» What you are asked to do
Gather all lines with "name" from the records.
BEGIN The records
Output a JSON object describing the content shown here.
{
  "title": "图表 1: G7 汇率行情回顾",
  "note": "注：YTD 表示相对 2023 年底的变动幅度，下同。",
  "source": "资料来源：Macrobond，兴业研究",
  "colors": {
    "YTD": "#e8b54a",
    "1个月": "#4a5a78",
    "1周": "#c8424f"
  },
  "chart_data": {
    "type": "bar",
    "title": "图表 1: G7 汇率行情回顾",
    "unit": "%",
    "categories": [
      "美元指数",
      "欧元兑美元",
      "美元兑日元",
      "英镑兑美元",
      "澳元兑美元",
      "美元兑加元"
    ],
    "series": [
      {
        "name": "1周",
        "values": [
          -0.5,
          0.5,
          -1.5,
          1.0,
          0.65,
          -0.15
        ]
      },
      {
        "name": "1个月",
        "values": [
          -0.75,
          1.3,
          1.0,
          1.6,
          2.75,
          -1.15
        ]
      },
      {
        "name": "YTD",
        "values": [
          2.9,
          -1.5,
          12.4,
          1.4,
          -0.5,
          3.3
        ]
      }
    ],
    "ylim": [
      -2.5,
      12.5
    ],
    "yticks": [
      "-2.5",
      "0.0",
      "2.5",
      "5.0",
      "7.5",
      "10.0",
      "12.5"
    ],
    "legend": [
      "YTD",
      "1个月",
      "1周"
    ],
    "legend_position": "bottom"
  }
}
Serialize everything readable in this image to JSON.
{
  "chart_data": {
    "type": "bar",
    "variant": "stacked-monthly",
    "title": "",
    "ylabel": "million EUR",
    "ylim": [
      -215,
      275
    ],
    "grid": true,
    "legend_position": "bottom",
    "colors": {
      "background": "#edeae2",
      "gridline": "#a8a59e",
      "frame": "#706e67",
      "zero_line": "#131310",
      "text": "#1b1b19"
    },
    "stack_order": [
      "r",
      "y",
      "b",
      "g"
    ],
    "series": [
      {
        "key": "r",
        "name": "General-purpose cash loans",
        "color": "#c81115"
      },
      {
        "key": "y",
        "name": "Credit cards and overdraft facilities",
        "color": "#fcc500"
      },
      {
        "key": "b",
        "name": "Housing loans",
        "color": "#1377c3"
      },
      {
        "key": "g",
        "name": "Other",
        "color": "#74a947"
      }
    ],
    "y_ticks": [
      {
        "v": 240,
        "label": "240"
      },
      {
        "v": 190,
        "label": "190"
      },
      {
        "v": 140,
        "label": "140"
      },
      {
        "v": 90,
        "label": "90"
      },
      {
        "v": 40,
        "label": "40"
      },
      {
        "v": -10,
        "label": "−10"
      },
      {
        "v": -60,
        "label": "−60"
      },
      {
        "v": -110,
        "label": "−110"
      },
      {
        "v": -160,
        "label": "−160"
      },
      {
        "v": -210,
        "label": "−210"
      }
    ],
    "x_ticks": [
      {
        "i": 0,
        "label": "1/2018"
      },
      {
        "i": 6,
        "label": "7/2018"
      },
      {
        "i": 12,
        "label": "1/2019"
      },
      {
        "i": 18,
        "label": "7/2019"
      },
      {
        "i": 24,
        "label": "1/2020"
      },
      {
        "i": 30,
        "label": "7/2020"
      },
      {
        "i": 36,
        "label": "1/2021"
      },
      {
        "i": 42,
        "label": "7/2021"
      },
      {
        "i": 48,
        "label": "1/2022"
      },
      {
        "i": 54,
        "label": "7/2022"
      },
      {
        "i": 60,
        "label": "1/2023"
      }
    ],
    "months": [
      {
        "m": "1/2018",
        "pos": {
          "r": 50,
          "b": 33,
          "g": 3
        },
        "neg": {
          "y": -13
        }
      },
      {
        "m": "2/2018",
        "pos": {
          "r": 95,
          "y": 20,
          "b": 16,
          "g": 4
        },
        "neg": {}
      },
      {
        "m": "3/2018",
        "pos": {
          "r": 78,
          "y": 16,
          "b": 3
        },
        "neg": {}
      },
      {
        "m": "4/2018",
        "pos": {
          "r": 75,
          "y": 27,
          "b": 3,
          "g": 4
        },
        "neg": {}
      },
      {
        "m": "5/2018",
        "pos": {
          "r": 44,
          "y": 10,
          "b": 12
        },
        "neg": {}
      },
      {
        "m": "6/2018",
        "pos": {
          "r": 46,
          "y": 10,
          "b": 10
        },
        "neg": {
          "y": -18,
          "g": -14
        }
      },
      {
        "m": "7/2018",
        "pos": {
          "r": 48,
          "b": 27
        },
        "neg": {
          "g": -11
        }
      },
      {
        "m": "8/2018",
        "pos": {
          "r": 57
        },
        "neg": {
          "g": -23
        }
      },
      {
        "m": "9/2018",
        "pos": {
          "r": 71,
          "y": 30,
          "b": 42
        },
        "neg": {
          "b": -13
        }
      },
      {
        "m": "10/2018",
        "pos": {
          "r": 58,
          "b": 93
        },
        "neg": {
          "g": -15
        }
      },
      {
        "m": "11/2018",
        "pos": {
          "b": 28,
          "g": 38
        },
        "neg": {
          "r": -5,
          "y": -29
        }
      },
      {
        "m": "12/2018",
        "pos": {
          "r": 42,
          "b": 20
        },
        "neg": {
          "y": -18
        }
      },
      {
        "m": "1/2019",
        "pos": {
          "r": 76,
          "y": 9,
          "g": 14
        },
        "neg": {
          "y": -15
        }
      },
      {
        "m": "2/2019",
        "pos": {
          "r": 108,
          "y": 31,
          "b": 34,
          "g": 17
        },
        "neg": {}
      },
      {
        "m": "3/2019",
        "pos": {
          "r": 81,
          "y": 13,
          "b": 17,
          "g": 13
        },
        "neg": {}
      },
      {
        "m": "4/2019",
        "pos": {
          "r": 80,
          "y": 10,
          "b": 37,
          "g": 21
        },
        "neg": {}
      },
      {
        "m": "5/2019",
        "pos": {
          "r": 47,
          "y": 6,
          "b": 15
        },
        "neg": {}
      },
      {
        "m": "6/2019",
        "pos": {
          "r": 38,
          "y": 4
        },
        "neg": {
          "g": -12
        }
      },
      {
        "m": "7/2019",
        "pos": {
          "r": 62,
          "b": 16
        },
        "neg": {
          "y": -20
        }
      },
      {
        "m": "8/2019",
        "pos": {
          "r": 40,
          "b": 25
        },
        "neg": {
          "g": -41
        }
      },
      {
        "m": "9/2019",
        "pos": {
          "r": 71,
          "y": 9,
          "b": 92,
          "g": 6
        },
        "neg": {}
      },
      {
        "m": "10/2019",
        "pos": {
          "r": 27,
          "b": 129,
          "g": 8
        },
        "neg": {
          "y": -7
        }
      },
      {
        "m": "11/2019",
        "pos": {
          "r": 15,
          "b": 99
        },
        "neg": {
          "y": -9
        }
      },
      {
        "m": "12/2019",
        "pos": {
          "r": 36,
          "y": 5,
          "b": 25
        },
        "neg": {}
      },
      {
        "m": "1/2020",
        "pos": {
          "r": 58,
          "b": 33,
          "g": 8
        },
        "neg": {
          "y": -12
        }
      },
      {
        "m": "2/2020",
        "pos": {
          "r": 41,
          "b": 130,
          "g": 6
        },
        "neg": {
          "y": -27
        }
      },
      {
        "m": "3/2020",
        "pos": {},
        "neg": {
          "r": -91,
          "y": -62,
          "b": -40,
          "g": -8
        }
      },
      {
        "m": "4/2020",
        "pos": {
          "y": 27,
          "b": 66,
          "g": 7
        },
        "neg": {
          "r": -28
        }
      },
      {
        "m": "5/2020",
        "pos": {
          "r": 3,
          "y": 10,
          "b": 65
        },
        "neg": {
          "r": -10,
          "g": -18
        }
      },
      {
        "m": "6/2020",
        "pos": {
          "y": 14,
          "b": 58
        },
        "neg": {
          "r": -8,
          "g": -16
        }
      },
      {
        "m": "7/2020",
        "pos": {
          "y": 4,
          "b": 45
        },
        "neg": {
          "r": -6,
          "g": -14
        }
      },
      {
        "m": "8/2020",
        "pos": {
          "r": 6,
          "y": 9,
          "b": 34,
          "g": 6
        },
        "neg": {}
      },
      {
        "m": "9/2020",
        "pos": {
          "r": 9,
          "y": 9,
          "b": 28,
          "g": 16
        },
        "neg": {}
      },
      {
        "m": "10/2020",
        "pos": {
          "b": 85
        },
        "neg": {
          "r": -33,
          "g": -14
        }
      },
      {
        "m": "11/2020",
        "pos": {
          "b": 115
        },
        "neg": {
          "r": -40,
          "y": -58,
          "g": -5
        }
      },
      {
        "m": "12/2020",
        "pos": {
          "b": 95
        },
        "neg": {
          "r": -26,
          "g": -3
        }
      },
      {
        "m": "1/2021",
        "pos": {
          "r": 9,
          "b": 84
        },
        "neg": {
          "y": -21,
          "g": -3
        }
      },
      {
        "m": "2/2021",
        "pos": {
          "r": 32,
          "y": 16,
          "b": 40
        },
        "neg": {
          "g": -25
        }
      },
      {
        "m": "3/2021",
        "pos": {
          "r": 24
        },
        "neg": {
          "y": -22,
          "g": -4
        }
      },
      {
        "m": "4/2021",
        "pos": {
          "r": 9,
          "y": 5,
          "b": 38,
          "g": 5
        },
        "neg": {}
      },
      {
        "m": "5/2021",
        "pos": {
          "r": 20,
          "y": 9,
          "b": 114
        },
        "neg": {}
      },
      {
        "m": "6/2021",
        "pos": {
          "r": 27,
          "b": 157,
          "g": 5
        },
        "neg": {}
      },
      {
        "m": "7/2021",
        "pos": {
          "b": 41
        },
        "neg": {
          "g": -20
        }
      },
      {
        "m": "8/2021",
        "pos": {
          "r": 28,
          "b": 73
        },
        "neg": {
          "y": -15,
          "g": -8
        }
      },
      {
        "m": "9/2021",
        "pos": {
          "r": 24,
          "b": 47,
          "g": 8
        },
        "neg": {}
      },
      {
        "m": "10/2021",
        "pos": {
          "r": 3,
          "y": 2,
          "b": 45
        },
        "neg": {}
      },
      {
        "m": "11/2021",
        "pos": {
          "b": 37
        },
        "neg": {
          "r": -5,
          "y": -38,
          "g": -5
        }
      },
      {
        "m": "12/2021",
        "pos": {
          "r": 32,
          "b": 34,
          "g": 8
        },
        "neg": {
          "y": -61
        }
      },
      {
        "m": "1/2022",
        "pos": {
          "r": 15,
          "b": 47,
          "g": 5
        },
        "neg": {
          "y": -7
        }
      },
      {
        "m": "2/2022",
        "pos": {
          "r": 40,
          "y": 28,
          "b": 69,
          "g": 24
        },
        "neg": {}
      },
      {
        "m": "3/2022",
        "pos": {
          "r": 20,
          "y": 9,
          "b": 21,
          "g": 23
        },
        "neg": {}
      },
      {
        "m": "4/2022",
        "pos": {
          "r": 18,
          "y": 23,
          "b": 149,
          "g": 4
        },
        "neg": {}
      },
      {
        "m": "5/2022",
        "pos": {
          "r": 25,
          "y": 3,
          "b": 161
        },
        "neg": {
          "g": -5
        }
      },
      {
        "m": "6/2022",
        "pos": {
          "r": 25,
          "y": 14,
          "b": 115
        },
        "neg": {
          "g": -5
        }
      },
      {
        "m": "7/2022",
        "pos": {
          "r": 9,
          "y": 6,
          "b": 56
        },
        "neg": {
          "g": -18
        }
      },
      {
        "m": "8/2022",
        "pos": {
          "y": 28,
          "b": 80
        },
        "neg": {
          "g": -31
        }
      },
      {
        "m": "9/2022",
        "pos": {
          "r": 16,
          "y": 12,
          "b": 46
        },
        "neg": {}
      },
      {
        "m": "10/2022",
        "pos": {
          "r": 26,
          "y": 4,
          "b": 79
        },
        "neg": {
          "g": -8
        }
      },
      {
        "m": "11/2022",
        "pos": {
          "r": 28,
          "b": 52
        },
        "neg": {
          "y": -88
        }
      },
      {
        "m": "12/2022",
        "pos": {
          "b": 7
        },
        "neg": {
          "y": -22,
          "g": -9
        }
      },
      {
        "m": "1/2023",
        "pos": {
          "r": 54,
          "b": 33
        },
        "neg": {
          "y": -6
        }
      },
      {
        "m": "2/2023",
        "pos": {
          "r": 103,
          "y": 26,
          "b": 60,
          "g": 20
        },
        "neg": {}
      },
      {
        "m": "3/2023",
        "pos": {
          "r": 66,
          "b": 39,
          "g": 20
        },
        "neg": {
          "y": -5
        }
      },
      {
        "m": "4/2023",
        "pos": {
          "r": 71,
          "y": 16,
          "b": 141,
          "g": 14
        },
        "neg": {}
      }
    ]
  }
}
END The records
» Full answer
        "name": "1周",
        "name": "1个月",
        "name": "YTD",
        "name": "General-purpose cash loans",
        "name": "Credit cards and overdraft facilities",
        "name": "Housing loans",
        "name": "Other",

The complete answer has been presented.